:: SELECTED PASSAGE ::
As we begin the year 5778, I am reminded how grateful I am for our traditions and rituals and that we, as the Jewish people, have been gathering together to keep our traditions alive over millennia.
I was fortunate to spend the High Holidays with many friends and with family. During that time, it was the 10 days between Rosh Hashanah and the Yom Kippur fast, Yomim Norim (Days of Awe), that struck me most. For Jews around the world, it is a time of introspection, reconciliation and forgiveness. We are instructed to ask the pardon of those we have wronged. When we do, we give them the gift of the opportunity to forgive while we are given the gift of their forgiveness.
The Days of Awe has empowered me to make apologies over the years that I likely wouldn’t have if not for this difficult, but beautiful Jewish tradition. I have done so, even with people I may have wronged as far back as elementary school. It is very freeing to apologize and be granted forgiveness for things we feel badly about, even for things we did many years ago.
:::
:: RECORD EXTRACTS ::
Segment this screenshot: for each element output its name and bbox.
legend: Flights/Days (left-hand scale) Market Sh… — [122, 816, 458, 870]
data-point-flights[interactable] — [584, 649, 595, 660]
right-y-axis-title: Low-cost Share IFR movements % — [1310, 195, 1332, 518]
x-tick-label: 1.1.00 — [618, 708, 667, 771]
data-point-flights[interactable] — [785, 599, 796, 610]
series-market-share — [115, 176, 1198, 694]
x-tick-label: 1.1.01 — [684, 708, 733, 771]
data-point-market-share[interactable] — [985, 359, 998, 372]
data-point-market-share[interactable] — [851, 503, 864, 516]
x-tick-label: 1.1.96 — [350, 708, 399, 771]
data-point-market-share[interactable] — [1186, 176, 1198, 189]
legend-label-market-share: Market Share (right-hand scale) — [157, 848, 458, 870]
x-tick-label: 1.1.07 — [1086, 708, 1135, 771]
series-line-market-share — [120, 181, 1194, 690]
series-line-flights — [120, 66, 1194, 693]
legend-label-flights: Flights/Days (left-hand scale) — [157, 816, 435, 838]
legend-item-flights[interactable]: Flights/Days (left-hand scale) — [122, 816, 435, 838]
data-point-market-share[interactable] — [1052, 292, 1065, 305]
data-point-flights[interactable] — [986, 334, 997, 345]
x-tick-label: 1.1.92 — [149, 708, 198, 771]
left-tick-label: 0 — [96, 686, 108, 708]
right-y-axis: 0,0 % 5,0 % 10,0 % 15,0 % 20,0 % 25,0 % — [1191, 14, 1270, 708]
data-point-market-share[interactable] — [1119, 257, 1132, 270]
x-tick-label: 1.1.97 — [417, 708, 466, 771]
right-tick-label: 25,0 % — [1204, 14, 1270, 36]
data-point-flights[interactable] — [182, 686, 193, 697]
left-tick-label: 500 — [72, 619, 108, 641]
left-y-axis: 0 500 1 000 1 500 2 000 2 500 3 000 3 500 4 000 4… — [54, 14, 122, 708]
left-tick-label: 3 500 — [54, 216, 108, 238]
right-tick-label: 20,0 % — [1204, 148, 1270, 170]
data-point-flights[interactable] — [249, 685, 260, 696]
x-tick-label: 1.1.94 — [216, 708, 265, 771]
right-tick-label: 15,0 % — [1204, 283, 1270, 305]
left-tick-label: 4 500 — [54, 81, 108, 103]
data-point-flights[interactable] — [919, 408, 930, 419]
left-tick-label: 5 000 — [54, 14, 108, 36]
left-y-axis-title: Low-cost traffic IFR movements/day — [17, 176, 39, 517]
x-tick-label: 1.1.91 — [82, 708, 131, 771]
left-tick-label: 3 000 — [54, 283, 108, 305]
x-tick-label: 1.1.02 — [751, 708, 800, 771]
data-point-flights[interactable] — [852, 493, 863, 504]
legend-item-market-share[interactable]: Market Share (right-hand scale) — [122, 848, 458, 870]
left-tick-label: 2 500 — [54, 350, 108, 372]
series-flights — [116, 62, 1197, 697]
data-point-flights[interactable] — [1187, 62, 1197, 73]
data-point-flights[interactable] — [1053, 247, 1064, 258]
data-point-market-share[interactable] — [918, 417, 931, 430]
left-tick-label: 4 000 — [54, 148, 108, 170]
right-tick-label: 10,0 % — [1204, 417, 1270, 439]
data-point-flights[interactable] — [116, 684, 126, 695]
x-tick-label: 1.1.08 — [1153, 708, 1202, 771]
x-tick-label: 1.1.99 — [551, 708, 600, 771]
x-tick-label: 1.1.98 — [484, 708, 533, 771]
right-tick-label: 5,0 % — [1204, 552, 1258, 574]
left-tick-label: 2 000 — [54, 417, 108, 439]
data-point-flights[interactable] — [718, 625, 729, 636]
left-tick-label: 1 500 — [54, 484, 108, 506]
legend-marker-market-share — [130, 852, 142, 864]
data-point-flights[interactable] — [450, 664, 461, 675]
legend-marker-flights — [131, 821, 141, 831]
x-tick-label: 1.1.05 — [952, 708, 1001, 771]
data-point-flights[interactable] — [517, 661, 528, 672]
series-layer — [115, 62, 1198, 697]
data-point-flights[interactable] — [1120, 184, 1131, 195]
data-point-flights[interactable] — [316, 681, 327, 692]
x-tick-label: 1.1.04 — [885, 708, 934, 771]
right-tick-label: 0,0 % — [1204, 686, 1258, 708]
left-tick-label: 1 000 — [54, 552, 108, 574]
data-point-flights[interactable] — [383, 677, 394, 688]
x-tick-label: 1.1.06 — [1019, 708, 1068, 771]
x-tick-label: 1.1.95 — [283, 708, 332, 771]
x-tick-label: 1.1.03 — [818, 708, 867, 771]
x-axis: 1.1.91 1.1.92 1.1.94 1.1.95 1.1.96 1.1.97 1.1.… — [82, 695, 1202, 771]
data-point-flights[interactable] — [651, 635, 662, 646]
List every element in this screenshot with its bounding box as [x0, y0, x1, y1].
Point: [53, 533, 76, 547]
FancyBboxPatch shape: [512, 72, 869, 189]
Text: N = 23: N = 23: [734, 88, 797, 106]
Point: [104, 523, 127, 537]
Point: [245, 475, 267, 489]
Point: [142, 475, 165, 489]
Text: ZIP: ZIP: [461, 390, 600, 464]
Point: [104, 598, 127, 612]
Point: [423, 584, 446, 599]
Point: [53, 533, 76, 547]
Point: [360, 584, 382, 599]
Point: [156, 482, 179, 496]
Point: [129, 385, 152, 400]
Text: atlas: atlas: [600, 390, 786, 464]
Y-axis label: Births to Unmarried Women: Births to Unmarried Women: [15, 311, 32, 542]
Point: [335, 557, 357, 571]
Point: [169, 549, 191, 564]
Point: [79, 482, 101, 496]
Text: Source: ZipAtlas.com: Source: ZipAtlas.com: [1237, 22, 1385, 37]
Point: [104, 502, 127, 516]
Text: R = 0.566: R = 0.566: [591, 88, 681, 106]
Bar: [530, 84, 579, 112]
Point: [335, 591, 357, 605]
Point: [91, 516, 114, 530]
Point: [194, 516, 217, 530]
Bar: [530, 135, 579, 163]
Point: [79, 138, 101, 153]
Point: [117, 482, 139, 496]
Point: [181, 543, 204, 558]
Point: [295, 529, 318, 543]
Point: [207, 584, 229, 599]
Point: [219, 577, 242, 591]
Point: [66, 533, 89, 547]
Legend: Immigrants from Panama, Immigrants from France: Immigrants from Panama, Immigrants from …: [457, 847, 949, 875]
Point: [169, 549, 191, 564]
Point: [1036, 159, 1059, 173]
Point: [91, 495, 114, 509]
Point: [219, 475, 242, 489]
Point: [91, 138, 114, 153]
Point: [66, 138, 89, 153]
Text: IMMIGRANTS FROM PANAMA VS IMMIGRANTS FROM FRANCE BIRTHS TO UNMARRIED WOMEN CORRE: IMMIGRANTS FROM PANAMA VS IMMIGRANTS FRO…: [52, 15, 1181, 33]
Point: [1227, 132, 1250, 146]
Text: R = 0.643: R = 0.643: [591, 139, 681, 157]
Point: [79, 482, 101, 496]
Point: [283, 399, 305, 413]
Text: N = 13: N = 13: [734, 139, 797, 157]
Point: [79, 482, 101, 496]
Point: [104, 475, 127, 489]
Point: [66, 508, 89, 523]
:::
◆ WORK REQUEST
Write the next part of the passage about the Days of Awe, starting after its last sentence.

◆ ANSWER TO THIS EXERCISE
One of the most meaningful rituals during the Days of Awe is the Tashlikh (casting away of sins). Each year, my family takes bread and finds a serene location with running water. Individually, we reflect on the sins we have committed during the year, then cast a crumb we have broken from the bread into the water, symbolically casting away our sins. For me, it is an unburdening of my soul, a way for me to start the new year fresh. If you have never participated in a Tashlikh ritual, I strongly encourage it.
So, as we enter into the new year, I ask that if I have sinned against any of you, knowingly or unknowingly, I hope you will find it in your hearts to forgive me. I wish you and those you love a happy, healthy and sweet 5778.
Shana Tova U’mituka!
Marty Haberer is the executive director of the Jewish Federation of Greater Phoenix.